§ Prompt
All records should be reproduced verbatim.

==================================================

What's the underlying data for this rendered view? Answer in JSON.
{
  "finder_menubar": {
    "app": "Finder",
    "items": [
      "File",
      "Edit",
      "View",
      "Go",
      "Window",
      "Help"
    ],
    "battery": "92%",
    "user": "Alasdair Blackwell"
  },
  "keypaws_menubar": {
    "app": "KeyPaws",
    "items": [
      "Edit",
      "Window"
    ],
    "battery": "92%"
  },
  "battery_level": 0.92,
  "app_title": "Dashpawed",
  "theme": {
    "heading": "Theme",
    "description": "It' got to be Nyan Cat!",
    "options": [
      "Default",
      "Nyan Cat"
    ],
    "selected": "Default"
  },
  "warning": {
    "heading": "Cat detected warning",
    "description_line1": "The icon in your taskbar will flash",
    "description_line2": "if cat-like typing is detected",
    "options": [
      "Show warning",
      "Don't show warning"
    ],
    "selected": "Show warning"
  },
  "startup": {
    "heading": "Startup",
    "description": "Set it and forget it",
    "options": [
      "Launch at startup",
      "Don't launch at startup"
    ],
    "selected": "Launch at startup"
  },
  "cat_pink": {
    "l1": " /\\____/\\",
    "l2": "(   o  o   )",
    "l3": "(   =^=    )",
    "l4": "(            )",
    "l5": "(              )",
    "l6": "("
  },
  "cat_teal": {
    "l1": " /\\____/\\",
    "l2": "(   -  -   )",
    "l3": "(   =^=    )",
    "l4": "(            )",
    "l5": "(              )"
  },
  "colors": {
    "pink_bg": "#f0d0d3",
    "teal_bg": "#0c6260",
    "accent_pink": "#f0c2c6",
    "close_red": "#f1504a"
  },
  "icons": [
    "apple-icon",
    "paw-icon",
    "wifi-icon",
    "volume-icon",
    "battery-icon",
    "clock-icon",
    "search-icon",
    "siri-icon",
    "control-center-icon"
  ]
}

==================================================

§ Result of this exercise
What's the underlying data for this rendered view? Answer in JSON.
{
  "finder_menubar": {
    "app": "Finder",
    "items": [
      "File",
      "Edit",
      "View",
      "Go",
      "Window",
      "Help"
    ],
    "battery": "92%",
    "user": "Alasdair Blackwell"
  },
  "keypaws_menubar": {
    "app": "KeyPaws",
    "items": [
      "Edit",
      "Window"
    ],
    "battery": "92%"
  },
  "battery_level": 0.92,
  "app_title": "Dashpawed",
  "theme": {
    "heading": "Theme",
    "description": "It' got to be Nyan Cat!",
    "options": [
      "Default",
      "Nyan Cat"
    ],
    "selected": "Default"
  },
  "warning": {
    "heading": "Cat detected warning",
    "description_line1": "The icon in your taskbar will flash",
    "description_line2": "if cat-like typing is detected",
    "options": [
      "Show warning",
      "Don't show warning"
    ],
    "selected": "Show warning"
  },
  "startup": {
    "heading": "Startup",
    "description": "Set it and forget it",
    "options": [
      "Launch at startup",
      "Don't launch at startup"
    ],
    "selected": "Launch at startup"
  },
  "cat_pink": {
    "l1": " /\\____/\\",
    "l2": "(   o  o   )",
    "l3": "(   =^=    )",
    "l4": "(            )",
    "l5": "(              )",
    "l6": "("
  },
  "cat_teal": {
    "l1": " /\\____/\\",
    "l2": "(   -  -   )",
    "l3": "(   =^=    )",
    "l4": "(            )",
    "l5": "(              )"
  },
  "colors": {
    "pink_bg": "#f0d0d3",
    "teal_bg": "#0c6260",
    "accent_pink": "#f0c2c6",
    "close_red": "#f1504a"
  },
  "icons": [
    "apple-icon",
    "paw-icon",
    "wifi-icon",
    "volume-icon",
    "battery-icon",
    "clock-icon",
    "search-icon",
    "siri-icon",
    "control-center-icon"
  ]
}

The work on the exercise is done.